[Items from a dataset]
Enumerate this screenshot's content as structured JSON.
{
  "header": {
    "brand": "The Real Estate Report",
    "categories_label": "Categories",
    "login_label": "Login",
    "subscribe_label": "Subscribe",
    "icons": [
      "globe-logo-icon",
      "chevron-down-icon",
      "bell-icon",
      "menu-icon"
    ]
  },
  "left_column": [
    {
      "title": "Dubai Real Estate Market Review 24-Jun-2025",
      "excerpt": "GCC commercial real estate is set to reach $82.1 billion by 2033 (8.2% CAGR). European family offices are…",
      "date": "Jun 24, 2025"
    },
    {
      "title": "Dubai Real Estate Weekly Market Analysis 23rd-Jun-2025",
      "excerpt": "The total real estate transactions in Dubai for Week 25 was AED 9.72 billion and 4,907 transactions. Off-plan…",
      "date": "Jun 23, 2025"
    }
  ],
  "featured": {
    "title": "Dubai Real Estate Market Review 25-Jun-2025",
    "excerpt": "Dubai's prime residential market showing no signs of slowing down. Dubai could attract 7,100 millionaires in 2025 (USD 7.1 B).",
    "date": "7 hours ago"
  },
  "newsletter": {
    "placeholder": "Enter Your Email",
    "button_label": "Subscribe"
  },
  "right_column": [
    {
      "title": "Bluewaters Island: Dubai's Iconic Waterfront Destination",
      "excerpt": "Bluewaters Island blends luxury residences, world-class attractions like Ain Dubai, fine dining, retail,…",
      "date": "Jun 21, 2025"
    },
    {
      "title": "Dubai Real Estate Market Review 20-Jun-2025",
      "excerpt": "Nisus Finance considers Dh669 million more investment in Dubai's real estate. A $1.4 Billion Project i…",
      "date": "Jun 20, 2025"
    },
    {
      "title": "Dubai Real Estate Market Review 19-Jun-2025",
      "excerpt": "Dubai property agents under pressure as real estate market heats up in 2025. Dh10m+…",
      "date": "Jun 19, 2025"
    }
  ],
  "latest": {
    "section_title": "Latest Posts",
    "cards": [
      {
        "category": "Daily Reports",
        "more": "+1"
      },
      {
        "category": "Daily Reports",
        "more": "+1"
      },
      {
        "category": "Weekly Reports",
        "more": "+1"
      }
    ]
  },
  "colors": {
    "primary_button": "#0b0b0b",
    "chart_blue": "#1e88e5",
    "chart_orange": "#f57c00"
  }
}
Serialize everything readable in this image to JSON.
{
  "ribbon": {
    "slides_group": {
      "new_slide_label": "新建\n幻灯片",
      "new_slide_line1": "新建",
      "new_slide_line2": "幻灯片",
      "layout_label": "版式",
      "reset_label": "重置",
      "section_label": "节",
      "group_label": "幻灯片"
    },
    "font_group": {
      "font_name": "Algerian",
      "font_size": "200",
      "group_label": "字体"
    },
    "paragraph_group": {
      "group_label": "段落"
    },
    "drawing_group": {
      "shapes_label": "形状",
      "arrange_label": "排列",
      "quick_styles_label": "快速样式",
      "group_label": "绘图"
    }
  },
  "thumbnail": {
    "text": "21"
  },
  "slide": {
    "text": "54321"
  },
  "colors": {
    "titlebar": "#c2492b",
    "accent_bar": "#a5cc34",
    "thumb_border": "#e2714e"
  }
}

▶ [WORK TO COMPLETE]:
Find each line in the records holding the string "date" and show it.

▶ [COMPLETE RESPONSE]:
      "date": "Jun 24, 2025"
      "date": "Jun 23, 2025"
    "date": "7 hours ago"
      "date": "Jun 21, 2025"
      "date": "Jun 20, 2025"
      "date": "Jun 19, 2025"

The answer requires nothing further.